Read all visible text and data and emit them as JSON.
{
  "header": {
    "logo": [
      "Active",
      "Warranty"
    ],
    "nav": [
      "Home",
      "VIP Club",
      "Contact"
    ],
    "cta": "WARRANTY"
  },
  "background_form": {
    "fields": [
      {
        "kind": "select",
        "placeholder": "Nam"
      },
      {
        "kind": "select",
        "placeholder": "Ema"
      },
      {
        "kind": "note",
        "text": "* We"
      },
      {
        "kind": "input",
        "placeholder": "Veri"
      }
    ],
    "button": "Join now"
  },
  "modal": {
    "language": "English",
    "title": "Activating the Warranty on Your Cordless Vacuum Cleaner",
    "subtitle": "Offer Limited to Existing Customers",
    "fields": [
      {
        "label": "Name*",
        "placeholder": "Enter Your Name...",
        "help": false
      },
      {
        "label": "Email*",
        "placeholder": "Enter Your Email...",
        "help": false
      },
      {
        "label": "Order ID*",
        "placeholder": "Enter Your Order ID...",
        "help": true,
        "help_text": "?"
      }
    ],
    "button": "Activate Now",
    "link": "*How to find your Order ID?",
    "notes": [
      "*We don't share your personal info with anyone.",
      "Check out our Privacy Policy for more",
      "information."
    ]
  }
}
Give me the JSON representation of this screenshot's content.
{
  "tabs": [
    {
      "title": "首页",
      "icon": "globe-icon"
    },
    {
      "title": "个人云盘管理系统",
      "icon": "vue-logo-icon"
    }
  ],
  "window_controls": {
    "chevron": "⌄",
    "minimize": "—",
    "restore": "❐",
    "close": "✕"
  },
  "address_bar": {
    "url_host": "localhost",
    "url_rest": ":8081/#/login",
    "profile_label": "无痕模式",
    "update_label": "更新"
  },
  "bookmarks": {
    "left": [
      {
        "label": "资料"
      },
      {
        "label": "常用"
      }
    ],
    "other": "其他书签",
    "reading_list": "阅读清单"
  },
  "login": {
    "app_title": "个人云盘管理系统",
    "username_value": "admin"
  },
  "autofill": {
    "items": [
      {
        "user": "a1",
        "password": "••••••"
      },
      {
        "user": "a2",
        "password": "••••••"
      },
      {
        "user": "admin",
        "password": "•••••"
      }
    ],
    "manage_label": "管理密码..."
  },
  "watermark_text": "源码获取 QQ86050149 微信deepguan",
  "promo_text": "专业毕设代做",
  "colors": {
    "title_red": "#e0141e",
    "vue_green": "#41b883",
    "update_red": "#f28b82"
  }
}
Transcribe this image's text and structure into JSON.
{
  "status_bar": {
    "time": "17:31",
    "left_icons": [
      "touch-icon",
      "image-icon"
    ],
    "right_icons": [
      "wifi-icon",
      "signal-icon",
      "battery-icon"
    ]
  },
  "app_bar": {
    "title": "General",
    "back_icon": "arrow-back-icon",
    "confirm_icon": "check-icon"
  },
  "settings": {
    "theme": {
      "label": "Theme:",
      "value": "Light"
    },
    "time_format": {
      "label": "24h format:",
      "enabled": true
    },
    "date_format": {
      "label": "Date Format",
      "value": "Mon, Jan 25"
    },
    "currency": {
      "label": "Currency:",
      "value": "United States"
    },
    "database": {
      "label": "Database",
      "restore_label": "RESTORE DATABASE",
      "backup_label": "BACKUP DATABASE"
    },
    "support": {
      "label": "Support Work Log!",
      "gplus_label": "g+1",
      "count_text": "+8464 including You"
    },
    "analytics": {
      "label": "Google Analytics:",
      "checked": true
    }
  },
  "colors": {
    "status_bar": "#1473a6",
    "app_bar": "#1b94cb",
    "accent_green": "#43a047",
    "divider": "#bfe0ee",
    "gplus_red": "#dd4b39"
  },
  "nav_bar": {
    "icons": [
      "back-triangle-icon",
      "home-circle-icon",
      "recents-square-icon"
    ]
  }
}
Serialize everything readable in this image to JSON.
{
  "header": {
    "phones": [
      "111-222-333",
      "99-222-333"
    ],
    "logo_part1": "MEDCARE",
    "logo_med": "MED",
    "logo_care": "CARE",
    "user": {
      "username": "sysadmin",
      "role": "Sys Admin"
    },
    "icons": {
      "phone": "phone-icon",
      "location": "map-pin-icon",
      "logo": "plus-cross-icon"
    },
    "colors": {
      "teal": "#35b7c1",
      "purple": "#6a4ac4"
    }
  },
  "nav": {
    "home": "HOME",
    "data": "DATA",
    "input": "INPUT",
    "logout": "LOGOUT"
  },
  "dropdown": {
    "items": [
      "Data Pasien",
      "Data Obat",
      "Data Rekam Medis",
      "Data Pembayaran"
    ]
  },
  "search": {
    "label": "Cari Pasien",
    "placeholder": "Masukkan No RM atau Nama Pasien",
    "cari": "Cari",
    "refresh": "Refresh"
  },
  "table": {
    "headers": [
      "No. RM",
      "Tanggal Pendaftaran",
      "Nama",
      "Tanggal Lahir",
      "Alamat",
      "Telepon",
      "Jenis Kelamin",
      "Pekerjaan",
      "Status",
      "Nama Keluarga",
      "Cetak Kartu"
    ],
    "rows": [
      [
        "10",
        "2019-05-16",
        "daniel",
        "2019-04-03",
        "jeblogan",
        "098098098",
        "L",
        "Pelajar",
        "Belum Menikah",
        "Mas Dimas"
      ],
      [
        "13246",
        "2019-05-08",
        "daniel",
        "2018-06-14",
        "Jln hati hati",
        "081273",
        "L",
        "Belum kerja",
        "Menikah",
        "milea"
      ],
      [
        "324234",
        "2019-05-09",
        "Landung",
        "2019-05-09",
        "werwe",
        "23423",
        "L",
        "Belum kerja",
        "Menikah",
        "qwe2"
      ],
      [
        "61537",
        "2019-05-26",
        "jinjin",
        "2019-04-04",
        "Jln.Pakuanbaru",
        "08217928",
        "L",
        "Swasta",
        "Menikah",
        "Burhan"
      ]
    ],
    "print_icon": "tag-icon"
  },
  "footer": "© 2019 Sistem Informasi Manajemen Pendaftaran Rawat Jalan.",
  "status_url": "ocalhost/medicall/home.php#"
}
########
TASK TO CARRY OUT
Transcribe the whole listing with nothing added or left out.

RESPONSE BELOW
Read all visible text and data and emit them as JSON.
{
  "header": {
    "logo": [
      "Active",
      "Warranty"
    ],
    "nav": [
      "Home",
      "VIP Club",
      "Contact"
    ],
    "cta": "WARRANTY"
  },
  "background_form": {
    "fields": [
      {
        "kind": "select",
        "placeholder": "Nam"
      },
      {
        "kind": "select",
        "placeholder": "Ema"
      },
      {
        "kind": "note",
        "text": "* We"
      },
      {
        "kind": "input",
        "placeholder": "Veri"
      }
    ],
    "button": "Join now"
  },
  "modal": {
    "language": "English",
    "title": "Activating the Warranty on Your Cordless Vacuum Cleaner",
    "subtitle": "Offer Limited to Existing Customers",
    "fields": [
      {
        "label": "Name*",
        "placeholder": "Enter Your Name...",
        "help": false
      },
      {
        "label": "Email*",
        "placeholder": "Enter Your Email...",
        "help": false
      },
      {
        "label": "Order ID*",
        "placeholder": "Enter Your Order ID...",
        "help": true,
        "help_text": "?"
      }
    ],
    "button": "Activate Now",
    "link": "*How to find your Order ID?",
    "notes": [
      "*We don't share your personal info with anyone.",
      "Check out our Privacy Policy for more",
      "information."
    ]
  }
}
Give me the JSON representation of this screenshot's content.
{
  "tabs": [
    {
      "title": "首页",
      "icon": "globe-icon"
    },
    {
      "title": "个人云盘管理系统",
      "icon": "vue-logo-icon"
    }
  ],
  "window_controls": {
    "chevron": "⌄",
    "minimize": "—",
    "restore": "❐",
    "close": "✕"
  },
  "address_bar": {
    "url_host": "localhost",
    "url_rest": ":8081/#/login",
    "profile_label": "无痕模式",
    "update_label": "更新"
  },
  "bookmarks": {
    "left": [
      {
        "label": "资料"
      },
      {
        "label": "常用"
      }
    ],
    "other": "其他书签",
    "reading_list": "阅读清单"
  },
  "login": {
    "app_title": "个人云盘管理系统",
    "username_value": "admin"
  },
  "autofill": {
    "items": [
      {
        "user": "a1",
        "password": "••••••"
      },
      {
        "user": "a2",
        "password": "••••••"
      },
      {
        "user": "admin",
        "password": "•••••"
      }
    ],
    "manage_label": "管理密码..."
  },
  "watermark_text": "源码获取 QQ86050149 微信deepguan",
  "promo_text": "专业毕设代做",
  "colors": {
    "title_red": "#e0141e",
    "vue_green": "#41b883",
    "update_red": "#f28b82"
  }
}
Transcribe this image's text and structure into JSON.
{
  "status_bar": {
    "time": "17:31",
    "left_icons": [
      "touch-icon",
      "image-icon"
    ],
    "right_icons": [
      "wifi-icon",
      "signal-icon",
      "battery-icon"
    ]
  },
  "app_bar": {
    "title": "General",
    "back_icon": "arrow-back-icon",
    "confirm_icon": "check-icon"
  },
  "settings": {
    "theme": {
      "label": "Theme:",
      "value": "Light"
    },
    "time_format": {
      "label": "24h format:",
      "enabled": true
    },
    "date_format": {
      "label": "Date Format",
      "value": "Mon, Jan 25"
    },
    "currency": {
      "label": "Currency:",
      "value": "United States"
    },
    "database": {
      "label": "Database",
      "restore_label": "RESTORE DATABASE",
      "backup_label": "BACKUP DATABASE"
    },
    "support": {
      "label": "Support Work Log!",
      "gplus_label": "g+1",
      "count_text": "+8464 including You"
    },
    "analytics": {
      "label": "Google Analytics:",
      "checked": true
    }
  },
  "colors": {
    "status_bar": "#1473a6",
    "app_bar": "#1b94cb",
    "accent_green": "#43a047",
    "divider": "#bfe0ee",
    "gplus_red": "#dd4b39"
  },
  "nav_bar": {
    "icons": [
      "back-triangle-icon",
      "home-circle-icon",
      "recents-square-icon"
    ]
  }
}
Serialize everything readable in this image to JSON.
{
  "header": {
    "phones": [
      "111-222-333",
      "99-222-333"
    ],
    "logo_part1": "MEDCARE",
    "logo_med": "MED",
    "logo_care": "CARE",
    "user": {
      "username": "sysadmin",
      "role": "Sys Admin"
    },
    "icons": {
      "phone": "phone-icon",
      "location": "map-pin-icon",
      "logo": "plus-cross-icon"
    },
    "colors": {
      "teal": "#35b7c1",
      "purple": "#6a4ac4"
    }
  },
  "nav": {
    "home": "HOME",
    "data": "DATA",
    "input": "INPUT",
    "logout": "LOGOUT"
  },
  "dropdown": {
    "items": [
      "Data Pasien",
      "Data Obat",
      "Data Rekam Medis",
      "Data Pembayaran"
    ]
  },
  "search": {
    "label": "Cari Pasien",
    "placeholder": "Masukkan No RM atau Nama Pasien",
    "cari": "Cari",
    "refresh": "Refresh"
  },
  "table": {
    "headers": [
      "No. RM",
      "Tanggal Pendaftaran",
      "Nama",
      "Tanggal Lahir",
      "Alamat",
      "Telepon",
      "Jenis Kelamin",
      "Pekerjaan",
      "Status",
      "Nama Keluarga",
      "Cetak Kartu"
    ],
    "rows": [
      [
        "10",
        "2019-05-16",
        "daniel",
        "2019-04-03",
        "jeblogan",
        "098098098",
        "L",
        "Pelajar",
        "Belum Menikah",
        "Mas Dimas"
      ],
      [
        "13246",
        "2019-05-08",
        "daniel",
        "2018-06-14",
        "Jln hati hati",
        "081273",
        "L",
        "Belum kerja",
        "Menikah",
        "milea"
      ],
      [
        "324234",
        "2019-05-09",
        "Landung",
        "2019-05-09",
        "werwe",
        "23423",
        "L",
        "Belum kerja",
        "Menikah",
        "qwe2"
      ],
      [
        "61537",
        "2019-05-26",
        "jinjin",
        "2019-04-04",
        "Jln.Pakuanbaru",
        "08217928",
        "L",
        "Swasta",
        "Menikah",
        "Burhan"
      ]
    ],
    "print_icon": "tag-icon"
  },
  "footer": "© 2019 Sistem Informasi Manajemen Pendaftaran Rawat Jalan.",
  "status_url": "ocalhost/medicall/home.php#"
}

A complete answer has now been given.